▶ **PASSAGE GIVEN**:
— begin —

Last week, I discussed two different philosophies of programming-language design. One philosophy is that programming languages exist in order to grant convenient access to computer hardware; the other is that a programming language should make it easy to write programs, and that the computer's job is then to execute those programs.

I used mathematical notation as an example. In general, mathematicians use a particular name to denote a single value in a particular context. The common notion in programming that a name denotes a "variable," which might have one value at one time and another value at another time, is generally absent from mathematical notation.

As an example, I posed a problem: Rewrite the following C function so that a name denotes only a single value at any given time:

unsigned collatz(unsigned n)
{          
        assert(n != 0);
        unsigned count = 0;
        while (n != 1) {               
                if (n % 2 == 0)                     
                        n /= 2;               
                else                     
                        n = 3 * n + 1;               
                ++count;
        }   
        return count;    
}

Several readers proposed solutions; the most straightforward of which is the one by reader Nons:

 
unsigned rcollatz(unsigned n)

{
    
      assert(n != 0);
    
      if (n == 1)
        
          return 0;
    
      else if (n % 2 == 0)
        
          return 1 + rcollatz(n / 2);
    
      else
        
          return 1 + rcollatz(3 * n + 1);

}

This is an example of replacing an iterative strategy by a divide-and-conquer strategy. The general idea of the latter is that you solve a simple case of the problem, and then you solve the more complicated cases by finding a way to reduce that more complicated case to one or more simpler cases.

— end —

▶ **DATA PROVIDED**:
— begin —

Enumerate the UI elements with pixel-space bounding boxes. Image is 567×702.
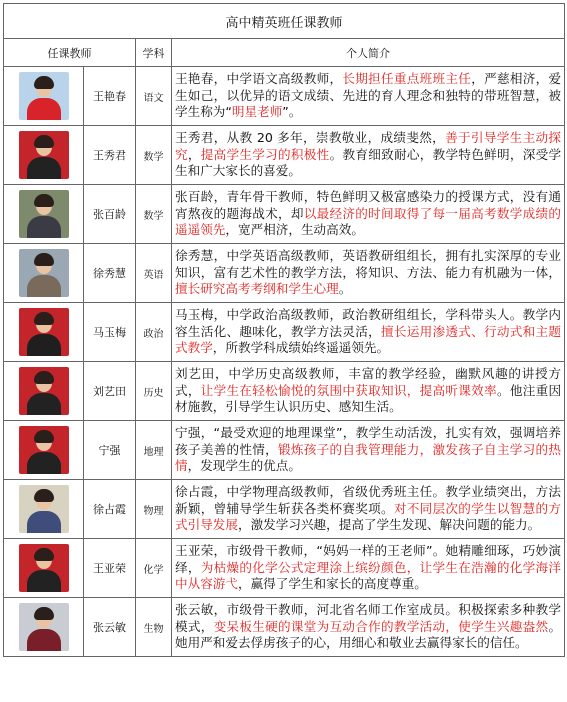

— end —

▶ **TASKS TO COMPLETE**:
[1] Please restate everything from "Last week, I" down to "unsigned collatz(unsigned n)" in the passage on programming-language design, changing "mathematical notation" to "math notation".
[2] In the passage on programming-language design, which reader's solution is described as the most straightforward?

▶ **PROBLEM SOLUTIONS**:
[1]
Last week, I discussed two different philosophies of programming-language design. One philosophy is that programming languages exist in order to grant convenient access to computer hardware; the other is that a programming language should make it easy to write programs, and that the computer's job is then to execute those programs.

I used math notation as an example. In general, mathematicians use a particular name to denote a single value in a particular context. The common notion in programming that a name denotes a "variable," which might have one value at one time and another value at another time, is generally absent from math notation.

As an example, I posed a problem: Rewrite the following C function so that a name denotes only a single value at any given time:

unsigned collatz(unsigned n)

[2] Reader Nons's solution.